Do this →
Copy out every line in which the string "leve" occurs.

╭─ Provided data

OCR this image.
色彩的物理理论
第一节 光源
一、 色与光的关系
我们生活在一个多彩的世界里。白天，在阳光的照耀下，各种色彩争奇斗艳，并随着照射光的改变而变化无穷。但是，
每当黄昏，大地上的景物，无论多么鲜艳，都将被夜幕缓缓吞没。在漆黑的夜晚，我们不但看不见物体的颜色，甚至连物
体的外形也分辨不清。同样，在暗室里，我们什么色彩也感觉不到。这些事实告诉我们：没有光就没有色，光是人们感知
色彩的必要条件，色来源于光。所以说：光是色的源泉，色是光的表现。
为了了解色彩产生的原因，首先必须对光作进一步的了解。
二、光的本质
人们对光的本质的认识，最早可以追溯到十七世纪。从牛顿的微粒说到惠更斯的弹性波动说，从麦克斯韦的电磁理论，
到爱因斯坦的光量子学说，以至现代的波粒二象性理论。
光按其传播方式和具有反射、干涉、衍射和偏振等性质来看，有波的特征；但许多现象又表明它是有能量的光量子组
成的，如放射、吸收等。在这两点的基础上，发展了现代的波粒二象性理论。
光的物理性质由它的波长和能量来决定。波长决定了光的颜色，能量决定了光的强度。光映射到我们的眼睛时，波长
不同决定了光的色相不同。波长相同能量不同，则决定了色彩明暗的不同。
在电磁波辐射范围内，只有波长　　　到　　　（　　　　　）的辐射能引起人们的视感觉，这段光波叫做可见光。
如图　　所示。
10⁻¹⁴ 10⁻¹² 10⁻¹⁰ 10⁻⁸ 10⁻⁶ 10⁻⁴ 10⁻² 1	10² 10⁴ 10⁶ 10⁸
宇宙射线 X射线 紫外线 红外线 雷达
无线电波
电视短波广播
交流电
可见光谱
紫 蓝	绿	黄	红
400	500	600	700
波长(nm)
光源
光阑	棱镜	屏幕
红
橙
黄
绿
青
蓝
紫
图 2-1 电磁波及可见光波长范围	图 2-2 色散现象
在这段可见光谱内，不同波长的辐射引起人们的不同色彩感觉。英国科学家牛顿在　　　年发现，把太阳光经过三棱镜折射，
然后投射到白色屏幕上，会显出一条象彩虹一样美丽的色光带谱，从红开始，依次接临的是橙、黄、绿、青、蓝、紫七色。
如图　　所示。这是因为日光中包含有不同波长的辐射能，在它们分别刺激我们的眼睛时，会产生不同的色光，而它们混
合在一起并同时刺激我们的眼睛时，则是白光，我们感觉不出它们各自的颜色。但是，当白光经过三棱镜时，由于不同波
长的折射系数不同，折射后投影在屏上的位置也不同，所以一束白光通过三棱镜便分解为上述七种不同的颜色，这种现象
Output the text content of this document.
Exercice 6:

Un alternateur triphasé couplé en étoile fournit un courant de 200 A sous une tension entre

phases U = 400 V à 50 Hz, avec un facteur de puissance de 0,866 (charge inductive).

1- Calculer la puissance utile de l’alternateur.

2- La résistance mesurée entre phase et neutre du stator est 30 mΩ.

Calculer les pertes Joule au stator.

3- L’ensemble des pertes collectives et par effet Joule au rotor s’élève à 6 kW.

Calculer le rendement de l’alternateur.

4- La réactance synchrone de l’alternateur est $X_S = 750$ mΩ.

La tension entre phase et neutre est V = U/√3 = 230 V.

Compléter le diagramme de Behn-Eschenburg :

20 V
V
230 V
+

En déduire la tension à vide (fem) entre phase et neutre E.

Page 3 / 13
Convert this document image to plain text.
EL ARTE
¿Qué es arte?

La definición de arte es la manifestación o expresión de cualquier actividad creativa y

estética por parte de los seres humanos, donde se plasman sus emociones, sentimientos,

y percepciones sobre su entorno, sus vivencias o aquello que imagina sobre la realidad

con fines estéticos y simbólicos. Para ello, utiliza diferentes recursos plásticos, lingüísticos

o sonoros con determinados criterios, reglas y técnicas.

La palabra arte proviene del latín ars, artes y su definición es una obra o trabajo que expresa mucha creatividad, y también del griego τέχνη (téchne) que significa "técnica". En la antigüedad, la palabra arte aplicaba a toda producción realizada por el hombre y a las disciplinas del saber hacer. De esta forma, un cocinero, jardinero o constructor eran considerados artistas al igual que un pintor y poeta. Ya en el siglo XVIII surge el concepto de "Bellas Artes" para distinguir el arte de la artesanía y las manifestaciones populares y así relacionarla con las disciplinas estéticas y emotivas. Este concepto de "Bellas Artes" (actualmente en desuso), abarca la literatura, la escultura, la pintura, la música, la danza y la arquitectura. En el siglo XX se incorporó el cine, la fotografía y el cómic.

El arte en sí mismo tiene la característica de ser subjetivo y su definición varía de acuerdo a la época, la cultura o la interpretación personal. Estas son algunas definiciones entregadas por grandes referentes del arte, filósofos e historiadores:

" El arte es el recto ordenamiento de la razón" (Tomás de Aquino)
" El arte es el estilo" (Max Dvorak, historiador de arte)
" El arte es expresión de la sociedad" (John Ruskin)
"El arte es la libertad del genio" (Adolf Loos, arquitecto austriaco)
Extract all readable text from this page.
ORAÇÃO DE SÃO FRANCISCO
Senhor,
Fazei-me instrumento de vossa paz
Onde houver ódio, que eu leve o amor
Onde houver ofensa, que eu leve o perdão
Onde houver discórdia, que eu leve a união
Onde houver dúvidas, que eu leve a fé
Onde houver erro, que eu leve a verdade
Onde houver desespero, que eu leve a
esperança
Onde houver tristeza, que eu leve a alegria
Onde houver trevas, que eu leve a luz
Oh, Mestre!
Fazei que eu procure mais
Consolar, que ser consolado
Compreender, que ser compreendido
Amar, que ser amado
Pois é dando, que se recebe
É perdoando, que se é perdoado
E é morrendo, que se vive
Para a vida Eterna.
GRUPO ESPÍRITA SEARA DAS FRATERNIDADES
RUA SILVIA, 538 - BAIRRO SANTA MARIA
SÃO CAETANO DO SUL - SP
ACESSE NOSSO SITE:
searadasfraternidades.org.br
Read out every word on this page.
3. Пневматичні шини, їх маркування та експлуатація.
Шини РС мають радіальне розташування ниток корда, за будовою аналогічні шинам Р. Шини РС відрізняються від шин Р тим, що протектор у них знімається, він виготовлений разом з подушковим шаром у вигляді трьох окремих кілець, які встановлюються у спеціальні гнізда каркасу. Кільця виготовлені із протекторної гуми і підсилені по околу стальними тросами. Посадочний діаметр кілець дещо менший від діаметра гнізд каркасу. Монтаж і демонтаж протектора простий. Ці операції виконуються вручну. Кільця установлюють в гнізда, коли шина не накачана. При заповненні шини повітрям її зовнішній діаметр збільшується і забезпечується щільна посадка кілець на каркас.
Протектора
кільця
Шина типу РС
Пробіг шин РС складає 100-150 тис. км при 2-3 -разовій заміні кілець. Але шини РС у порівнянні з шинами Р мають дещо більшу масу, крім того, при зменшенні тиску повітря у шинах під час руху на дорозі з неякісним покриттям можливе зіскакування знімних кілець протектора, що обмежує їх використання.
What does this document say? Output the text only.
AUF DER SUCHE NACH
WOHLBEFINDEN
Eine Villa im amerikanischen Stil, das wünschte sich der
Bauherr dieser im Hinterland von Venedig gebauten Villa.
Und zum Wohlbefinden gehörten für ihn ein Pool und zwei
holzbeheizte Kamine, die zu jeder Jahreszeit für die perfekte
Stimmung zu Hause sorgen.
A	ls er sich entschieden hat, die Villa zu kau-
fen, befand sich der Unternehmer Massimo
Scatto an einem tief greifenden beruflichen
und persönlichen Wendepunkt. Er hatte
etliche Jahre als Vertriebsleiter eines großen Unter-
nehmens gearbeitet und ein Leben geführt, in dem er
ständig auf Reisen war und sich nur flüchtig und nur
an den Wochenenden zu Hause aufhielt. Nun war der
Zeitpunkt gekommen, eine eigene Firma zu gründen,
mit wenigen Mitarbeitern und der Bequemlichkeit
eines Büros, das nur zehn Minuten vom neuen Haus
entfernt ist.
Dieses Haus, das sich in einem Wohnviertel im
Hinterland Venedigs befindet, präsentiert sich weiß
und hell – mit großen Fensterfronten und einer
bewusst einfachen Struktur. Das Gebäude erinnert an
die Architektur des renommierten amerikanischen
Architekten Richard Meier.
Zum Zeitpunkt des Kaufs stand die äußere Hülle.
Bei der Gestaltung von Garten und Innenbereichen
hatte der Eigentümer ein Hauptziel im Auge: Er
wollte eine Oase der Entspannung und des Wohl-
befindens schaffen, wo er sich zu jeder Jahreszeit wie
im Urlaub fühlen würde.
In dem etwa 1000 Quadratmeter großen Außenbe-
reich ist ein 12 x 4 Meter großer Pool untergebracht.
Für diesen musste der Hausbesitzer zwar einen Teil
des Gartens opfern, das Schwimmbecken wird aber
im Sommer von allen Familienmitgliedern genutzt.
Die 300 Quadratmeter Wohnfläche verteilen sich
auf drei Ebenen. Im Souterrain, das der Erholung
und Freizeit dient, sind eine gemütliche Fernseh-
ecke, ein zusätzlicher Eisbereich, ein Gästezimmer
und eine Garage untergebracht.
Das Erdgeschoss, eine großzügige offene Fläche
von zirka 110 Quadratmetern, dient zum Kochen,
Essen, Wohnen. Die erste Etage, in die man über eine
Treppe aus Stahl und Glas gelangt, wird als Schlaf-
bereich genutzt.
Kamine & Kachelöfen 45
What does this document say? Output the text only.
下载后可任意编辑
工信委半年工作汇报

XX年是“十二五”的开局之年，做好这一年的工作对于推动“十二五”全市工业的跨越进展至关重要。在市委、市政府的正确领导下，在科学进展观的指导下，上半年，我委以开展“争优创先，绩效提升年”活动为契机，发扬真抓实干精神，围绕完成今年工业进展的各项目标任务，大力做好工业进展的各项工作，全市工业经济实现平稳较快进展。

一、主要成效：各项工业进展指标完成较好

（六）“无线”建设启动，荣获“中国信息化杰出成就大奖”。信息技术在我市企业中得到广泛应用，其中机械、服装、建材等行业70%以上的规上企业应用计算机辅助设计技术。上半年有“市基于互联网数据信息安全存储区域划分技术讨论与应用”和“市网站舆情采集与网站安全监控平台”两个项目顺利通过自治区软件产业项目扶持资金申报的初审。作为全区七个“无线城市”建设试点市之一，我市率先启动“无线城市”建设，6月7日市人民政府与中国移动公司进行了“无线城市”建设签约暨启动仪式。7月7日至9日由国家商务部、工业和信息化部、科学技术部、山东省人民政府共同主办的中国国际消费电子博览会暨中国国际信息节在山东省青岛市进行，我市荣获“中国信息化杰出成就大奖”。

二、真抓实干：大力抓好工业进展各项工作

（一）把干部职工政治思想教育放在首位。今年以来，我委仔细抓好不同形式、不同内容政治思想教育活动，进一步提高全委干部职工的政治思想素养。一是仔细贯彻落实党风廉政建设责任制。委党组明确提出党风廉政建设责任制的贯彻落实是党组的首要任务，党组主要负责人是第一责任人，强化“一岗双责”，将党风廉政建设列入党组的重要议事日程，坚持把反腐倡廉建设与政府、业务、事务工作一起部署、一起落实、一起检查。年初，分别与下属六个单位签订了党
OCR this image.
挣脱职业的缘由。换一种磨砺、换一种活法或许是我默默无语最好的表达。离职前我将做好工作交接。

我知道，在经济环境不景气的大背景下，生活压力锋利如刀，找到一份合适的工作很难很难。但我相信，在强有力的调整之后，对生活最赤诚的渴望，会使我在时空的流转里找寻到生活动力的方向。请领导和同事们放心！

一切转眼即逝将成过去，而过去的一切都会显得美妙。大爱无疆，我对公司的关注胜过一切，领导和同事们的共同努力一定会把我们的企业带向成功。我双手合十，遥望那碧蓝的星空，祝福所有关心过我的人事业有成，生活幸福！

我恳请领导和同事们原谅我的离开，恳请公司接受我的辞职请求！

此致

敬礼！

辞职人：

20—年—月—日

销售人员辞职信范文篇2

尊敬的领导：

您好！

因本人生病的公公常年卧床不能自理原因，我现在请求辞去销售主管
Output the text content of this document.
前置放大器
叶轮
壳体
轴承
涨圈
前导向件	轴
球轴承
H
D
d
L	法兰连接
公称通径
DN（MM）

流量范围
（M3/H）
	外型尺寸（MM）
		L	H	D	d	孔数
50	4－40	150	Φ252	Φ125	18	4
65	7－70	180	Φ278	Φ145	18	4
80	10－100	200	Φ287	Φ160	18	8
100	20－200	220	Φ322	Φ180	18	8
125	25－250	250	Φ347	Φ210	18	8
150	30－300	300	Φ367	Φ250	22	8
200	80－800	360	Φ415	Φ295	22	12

╰─

Answer to the problem →
Onde houver ódio, que eu leve o amor
Onde houver ofensa, que eu leve o perdão
Onde houver discórdia, que eu leve a união
Onde houver dúvidas, que eu leve a fé
Onde houver erro, que eu leve a verdade
Onde houver desespero, que eu leve a
Onde houver tristeza, que eu leve a alegria
Onde houver trevas, que eu leve a luz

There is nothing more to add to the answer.